— Work required —
Show every line in the records below that contains the word "Bidadari".

## start Input for this task

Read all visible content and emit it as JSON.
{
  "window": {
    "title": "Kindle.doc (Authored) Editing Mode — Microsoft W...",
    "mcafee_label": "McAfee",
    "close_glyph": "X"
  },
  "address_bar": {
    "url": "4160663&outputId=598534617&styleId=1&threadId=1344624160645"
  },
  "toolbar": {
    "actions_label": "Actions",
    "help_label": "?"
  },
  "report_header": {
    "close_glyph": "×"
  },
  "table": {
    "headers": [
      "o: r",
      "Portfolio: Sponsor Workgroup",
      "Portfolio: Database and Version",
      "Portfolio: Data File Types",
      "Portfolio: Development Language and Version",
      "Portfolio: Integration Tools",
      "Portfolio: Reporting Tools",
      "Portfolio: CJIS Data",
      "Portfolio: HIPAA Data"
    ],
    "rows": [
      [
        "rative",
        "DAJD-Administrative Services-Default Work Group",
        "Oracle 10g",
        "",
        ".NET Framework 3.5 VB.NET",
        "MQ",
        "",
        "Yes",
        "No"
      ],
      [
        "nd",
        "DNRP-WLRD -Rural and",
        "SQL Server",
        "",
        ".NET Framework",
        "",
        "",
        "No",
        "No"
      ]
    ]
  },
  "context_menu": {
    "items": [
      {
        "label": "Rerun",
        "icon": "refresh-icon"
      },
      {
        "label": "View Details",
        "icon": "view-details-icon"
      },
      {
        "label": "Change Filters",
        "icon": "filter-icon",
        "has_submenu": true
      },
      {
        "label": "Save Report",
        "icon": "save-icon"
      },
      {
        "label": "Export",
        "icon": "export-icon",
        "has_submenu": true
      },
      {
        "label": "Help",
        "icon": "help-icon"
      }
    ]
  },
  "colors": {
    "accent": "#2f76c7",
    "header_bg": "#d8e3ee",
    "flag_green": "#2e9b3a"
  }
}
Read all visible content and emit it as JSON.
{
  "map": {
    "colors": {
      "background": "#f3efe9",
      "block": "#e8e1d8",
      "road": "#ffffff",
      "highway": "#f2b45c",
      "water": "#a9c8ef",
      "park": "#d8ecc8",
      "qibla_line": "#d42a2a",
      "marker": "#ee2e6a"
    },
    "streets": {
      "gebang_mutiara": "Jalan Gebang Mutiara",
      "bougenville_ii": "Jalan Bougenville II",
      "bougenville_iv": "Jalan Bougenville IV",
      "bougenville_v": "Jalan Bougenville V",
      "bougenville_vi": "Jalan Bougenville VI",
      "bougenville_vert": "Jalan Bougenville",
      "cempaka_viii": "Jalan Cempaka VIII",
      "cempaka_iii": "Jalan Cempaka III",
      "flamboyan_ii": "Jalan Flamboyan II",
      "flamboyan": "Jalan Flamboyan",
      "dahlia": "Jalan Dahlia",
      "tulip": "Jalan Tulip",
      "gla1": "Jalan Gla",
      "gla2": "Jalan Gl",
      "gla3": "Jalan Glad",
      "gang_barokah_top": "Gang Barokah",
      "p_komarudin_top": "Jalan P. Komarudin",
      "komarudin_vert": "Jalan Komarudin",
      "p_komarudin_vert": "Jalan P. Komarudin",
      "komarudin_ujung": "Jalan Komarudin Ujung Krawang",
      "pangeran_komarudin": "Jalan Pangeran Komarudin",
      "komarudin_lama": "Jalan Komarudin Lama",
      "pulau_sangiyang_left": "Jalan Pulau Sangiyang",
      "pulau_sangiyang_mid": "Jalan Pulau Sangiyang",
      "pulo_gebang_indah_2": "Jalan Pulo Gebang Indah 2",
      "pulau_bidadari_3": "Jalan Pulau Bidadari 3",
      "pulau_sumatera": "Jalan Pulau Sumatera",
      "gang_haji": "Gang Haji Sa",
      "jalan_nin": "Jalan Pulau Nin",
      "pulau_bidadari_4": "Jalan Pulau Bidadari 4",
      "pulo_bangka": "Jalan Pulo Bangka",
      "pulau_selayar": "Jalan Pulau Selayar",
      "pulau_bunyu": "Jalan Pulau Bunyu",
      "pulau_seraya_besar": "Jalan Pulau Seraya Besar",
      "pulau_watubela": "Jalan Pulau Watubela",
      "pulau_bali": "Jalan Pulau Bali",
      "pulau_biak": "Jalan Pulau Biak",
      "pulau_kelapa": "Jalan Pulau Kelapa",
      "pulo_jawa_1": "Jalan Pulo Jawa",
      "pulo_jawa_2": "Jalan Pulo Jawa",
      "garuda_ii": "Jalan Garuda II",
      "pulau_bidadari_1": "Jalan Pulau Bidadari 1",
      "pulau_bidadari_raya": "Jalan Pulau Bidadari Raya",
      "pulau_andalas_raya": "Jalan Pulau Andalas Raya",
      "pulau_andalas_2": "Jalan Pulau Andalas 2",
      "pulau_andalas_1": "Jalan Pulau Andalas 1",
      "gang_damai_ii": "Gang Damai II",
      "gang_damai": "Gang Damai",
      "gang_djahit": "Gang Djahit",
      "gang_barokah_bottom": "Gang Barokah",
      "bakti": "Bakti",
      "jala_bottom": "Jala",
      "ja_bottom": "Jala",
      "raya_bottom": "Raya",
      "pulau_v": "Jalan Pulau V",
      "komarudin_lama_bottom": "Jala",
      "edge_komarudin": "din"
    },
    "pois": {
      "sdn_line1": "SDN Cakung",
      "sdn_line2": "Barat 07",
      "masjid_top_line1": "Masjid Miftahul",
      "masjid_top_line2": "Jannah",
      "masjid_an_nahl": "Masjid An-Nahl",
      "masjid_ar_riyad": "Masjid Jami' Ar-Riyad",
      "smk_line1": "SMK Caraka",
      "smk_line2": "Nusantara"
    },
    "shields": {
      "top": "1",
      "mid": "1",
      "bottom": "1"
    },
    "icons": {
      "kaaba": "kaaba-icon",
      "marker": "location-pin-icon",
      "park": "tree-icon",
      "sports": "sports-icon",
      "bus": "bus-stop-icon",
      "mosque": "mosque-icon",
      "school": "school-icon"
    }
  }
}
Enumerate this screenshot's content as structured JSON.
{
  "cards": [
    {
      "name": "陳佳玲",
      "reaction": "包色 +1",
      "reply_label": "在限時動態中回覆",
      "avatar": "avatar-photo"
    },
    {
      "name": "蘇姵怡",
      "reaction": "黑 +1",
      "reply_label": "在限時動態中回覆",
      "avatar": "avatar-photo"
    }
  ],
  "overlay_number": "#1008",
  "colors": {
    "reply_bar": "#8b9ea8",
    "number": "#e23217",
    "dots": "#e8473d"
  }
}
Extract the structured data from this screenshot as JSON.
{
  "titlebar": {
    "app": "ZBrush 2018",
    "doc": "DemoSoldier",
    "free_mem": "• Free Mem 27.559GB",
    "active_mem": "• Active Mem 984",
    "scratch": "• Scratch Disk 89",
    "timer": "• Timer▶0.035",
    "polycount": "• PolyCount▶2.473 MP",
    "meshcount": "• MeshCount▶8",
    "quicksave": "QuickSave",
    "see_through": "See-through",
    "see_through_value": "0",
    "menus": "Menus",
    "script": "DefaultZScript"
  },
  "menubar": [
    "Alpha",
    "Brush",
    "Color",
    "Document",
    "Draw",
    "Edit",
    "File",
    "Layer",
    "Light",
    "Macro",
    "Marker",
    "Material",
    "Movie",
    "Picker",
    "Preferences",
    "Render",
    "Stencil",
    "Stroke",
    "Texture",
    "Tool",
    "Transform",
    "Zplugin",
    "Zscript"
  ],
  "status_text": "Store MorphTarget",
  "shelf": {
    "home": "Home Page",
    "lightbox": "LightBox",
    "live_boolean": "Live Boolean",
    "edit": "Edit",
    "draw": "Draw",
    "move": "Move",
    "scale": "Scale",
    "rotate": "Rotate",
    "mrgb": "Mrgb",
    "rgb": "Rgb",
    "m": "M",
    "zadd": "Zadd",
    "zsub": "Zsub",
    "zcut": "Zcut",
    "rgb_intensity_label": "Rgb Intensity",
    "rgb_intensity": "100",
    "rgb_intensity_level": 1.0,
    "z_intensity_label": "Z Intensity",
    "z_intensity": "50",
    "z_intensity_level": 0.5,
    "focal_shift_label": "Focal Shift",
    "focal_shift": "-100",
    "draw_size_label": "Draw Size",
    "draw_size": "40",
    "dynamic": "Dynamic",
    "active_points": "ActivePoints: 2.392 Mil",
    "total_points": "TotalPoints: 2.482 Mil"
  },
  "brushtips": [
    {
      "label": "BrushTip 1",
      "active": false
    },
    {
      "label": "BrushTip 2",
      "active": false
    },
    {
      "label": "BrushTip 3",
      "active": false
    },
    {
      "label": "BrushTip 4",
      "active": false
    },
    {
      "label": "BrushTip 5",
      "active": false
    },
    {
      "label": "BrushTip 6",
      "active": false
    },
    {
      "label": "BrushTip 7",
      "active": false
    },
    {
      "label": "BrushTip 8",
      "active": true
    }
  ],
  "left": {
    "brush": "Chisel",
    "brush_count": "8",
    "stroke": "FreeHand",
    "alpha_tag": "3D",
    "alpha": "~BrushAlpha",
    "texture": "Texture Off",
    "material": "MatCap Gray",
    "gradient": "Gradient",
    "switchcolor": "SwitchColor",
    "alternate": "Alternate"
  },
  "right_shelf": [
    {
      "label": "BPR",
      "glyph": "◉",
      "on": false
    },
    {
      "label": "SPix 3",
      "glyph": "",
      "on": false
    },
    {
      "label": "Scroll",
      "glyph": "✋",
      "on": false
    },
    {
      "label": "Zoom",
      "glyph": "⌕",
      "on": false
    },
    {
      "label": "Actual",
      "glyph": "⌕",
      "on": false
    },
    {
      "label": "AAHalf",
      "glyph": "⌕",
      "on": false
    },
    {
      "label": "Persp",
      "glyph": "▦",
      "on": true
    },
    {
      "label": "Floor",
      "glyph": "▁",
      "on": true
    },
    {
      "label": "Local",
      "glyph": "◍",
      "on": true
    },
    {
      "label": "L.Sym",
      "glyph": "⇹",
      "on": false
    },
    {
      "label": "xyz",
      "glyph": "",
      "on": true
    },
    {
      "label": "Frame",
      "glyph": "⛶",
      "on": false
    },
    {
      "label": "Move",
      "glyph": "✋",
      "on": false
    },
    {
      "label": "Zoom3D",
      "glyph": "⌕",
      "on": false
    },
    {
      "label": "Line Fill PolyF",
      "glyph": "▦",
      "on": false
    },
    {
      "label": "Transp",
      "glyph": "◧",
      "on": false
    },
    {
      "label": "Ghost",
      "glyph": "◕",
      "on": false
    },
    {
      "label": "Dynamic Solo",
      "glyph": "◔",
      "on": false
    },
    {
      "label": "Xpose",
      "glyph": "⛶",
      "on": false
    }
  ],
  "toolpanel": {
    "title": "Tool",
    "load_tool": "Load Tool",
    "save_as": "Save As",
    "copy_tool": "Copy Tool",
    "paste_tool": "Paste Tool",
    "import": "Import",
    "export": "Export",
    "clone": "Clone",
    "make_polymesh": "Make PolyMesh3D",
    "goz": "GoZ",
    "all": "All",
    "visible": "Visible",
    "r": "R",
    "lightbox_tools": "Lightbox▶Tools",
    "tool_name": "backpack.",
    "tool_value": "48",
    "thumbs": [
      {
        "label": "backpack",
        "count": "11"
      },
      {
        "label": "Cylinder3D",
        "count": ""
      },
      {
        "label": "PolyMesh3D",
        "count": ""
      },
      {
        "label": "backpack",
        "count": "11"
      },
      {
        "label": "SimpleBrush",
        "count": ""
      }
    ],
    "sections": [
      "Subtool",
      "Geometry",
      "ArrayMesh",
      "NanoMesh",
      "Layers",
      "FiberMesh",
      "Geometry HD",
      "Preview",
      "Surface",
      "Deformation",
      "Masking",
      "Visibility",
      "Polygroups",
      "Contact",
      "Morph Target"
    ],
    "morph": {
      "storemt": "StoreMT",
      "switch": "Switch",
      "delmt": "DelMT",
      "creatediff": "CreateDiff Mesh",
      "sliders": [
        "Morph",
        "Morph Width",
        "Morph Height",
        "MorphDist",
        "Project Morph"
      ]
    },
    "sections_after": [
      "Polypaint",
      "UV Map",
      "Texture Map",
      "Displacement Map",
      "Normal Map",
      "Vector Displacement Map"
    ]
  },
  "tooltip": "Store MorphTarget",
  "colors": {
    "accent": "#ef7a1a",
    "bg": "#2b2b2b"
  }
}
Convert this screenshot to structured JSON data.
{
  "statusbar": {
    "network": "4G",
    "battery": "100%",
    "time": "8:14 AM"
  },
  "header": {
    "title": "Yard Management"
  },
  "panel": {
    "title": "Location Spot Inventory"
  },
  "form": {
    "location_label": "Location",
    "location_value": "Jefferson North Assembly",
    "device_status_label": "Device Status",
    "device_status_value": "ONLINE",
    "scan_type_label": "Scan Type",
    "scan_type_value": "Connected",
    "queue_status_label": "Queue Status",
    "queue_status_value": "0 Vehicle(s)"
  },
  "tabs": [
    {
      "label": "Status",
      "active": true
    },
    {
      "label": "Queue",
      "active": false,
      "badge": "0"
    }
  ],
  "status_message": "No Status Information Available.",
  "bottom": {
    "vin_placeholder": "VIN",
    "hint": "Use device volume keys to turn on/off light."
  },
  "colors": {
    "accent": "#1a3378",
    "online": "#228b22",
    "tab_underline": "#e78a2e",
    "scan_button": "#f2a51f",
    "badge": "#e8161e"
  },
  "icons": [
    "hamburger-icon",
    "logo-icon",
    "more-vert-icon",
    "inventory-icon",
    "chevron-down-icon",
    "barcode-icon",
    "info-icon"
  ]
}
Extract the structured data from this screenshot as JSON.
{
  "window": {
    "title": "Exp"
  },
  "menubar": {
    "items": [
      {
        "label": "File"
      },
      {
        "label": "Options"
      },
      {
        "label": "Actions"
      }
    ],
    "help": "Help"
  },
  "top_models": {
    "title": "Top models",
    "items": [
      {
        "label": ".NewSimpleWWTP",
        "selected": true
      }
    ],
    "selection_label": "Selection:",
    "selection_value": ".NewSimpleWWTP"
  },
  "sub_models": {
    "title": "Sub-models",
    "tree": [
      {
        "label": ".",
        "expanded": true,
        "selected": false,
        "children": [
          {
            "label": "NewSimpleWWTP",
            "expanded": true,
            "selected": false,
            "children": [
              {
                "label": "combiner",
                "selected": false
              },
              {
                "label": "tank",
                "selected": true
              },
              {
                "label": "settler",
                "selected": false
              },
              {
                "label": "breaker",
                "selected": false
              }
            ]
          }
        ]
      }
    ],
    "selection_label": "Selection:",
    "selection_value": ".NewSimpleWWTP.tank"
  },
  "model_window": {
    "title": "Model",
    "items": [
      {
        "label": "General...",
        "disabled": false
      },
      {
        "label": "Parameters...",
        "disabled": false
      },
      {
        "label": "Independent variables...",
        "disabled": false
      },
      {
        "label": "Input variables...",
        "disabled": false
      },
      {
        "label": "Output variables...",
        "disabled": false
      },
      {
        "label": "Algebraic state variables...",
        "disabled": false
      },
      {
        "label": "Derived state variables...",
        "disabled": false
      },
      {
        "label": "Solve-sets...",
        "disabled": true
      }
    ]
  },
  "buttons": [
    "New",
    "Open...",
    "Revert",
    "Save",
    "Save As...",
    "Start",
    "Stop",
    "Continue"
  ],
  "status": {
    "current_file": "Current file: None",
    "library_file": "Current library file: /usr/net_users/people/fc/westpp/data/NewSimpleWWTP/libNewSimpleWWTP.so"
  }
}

## end Input for this task

— Written answer —
      "pulau_bidadari_3": "Jalan Pulau Bidadari 3",
      "pulau_bidadari_4": "Jalan Pulau Bidadari 4",
      "pulau_bidadari_1": "Jalan Pulau Bidadari 1",
      "pulau_bidadari_raya": "Jalan Pulau Bidadari Raya",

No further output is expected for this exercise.